─── Extracted entries ───

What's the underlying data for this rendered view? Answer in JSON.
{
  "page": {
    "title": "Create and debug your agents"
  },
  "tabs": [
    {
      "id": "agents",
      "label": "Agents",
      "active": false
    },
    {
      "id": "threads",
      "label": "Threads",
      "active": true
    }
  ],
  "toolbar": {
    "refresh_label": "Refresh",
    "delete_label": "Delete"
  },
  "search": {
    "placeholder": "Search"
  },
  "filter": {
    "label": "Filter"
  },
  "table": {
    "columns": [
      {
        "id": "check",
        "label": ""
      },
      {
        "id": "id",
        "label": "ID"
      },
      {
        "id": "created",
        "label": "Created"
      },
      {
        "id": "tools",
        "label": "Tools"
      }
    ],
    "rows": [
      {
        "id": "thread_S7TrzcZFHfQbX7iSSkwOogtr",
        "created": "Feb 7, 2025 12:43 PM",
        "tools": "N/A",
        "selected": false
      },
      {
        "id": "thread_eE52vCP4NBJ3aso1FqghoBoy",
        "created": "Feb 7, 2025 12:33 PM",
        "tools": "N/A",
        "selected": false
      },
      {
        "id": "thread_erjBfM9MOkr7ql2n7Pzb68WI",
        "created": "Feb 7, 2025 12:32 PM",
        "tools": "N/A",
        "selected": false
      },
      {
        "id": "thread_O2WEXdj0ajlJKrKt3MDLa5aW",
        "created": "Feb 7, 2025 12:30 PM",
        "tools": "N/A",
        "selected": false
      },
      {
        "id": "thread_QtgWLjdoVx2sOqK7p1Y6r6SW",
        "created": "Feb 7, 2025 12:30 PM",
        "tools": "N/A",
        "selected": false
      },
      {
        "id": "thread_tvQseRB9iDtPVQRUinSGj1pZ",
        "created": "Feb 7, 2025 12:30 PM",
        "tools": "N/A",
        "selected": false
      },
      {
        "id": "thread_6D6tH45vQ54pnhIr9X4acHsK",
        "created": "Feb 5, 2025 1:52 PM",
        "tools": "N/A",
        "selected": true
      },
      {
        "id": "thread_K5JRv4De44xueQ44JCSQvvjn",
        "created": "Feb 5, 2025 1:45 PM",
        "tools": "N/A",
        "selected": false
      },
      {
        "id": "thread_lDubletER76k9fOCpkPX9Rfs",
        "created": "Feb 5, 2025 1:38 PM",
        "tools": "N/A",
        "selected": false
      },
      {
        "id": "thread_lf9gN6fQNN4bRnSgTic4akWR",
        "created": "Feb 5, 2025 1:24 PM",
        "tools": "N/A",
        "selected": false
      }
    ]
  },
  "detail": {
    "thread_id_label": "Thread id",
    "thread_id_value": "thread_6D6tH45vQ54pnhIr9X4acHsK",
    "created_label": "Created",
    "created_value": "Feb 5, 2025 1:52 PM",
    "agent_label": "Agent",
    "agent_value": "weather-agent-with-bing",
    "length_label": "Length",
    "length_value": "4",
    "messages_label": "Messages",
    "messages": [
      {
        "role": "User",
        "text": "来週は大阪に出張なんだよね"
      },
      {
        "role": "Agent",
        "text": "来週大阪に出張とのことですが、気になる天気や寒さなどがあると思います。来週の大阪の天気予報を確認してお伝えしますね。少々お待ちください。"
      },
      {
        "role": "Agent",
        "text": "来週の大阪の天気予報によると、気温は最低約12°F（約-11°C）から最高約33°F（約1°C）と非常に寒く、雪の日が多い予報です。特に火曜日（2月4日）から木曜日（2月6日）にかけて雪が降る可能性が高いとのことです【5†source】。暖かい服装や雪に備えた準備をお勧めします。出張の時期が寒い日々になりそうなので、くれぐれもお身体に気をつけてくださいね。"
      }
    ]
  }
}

───

Exercise: Return all of the data word for word.

Answer to this task:
What's the underlying data for this rendered view? Answer in JSON.
{
  "page": {
    "title": "Create and debug your agents"
  },
  "tabs": [
    {
      "id": "agents",
      "label": "Agents",
      "active": false
    },
    {
      "id": "threads",
      "label": "Threads",
      "active": true
    }
  ],
  "toolbar": {
    "refresh_label": "Refresh",
    "delete_label": "Delete"
  },
  "search": {
    "placeholder": "Search"
  },
  "filter": {
    "label": "Filter"
  },
  "table": {
    "columns": [
      {
        "id": "check",
        "label": ""
      },
      {
        "id": "id",
        "label": "ID"
      },
      {
        "id": "created",
        "label": "Created"
      },
      {
        "id": "tools",
        "label": "Tools"
      }
    ],
    "rows": [
      {
        "id": "thread_S7TrzcZFHfQbX7iSSkwOogtr",
        "created": "Feb 7, 2025 12:43 PM",
        "tools": "N/A",
        "selected": false
      },
      {
        "id": "thread_eE52vCP4NBJ3aso1FqghoBoy",
        "created": "Feb 7, 2025 12:33 PM",
        "tools": "N/A",
        "selected": false
      },
      {
        "id": "thread_erjBfM9MOkr7ql2n7Pzb68WI",
        "created": "Feb 7, 2025 12:32 PM",
        "tools": "N/A",
        "selected": false
      },
      {
        "id": "thread_O2WEXdj0ajlJKrKt3MDLa5aW",
        "created": "Feb 7, 2025 12:30 PM",
        "tools": "N/A",
        "selected": false
      },
      {
        "id": "thread_QtgWLjdoVx2sOqK7p1Y6r6SW",
        "created": "Feb 7, 2025 12:30 PM",
        "tools": "N/A",
        "selected": false
      },
      {
        "id": "thread_tvQseRB9iDtPVQRUinSGj1pZ",
        "created": "Feb 7, 2025 12:30 PM",
        "tools": "N/A",
        "selected": false
      },
      {
        "id": "thread_6D6tH45vQ54pnhIr9X4acHsK",
        "created": "Feb 5, 2025 1:52 PM",
        "tools": "N/A",
        "selected": true
      },
      {
        "id": "thread_K5JRv4De44xueQ44JCSQvvjn",
        "created": "Feb 5, 2025 1:45 PM",
        "tools": "N/A",
        "selected": false
      },
      {
        "id": "thread_lDubletER76k9fOCpkPX9Rfs",
        "created": "Feb 5, 2025 1:38 PM",
        "tools": "N/A",
        "selected": false
      },
      {
        "id": "thread_lf9gN6fQNN4bRnSgTic4akWR",
        "created": "Feb 5, 2025 1:24 PM",
        "tools": "N/A",
        "selected": false
      }
    ]
  },
  "detail": {
    "thread_id_label": "Thread id",
    "thread_id_value": "thread_6D6tH45vQ54pnhIr9X4acHsK",
    "created_label": "Created",
    "created_value": "Feb 5, 2025 1:52 PM",
    "agent_label": "Agent",
    "agent_value": "weather-agent-with-bing",
    "length_label": "Length",
    "length_value": "4",
    "messages_label": "Messages",
    "messages": [
      {
        "role": "User",
        "text": "来週は大阪に出張なんだよね"
      },
      {
        "role": "Agent",
        "text": "来週大阪に出張とのことですが、気になる天気や寒さなどがあると思います。来週の大阪の天気予報を確認してお伝えしますね。少々お待ちください。"
      },
      {
        "role": "Agent",
        "text": "来週の大阪の天気予報によると、気温は最低約12°F（約-11°C）から最高約33°F（約1°C）と非常に寒く、雪の日が多い予報です。特に火曜日（2月4日）から木曜日（2月6日）にかけて雪が降る可能性が高いとのことです【5†source】。暖かい服装や雪に備えた準備をお勧めします。出張の時期が寒い日々になりそうなので、くれぐれもお身体に気をつけてくださいね。"
      }
    ]
  }
}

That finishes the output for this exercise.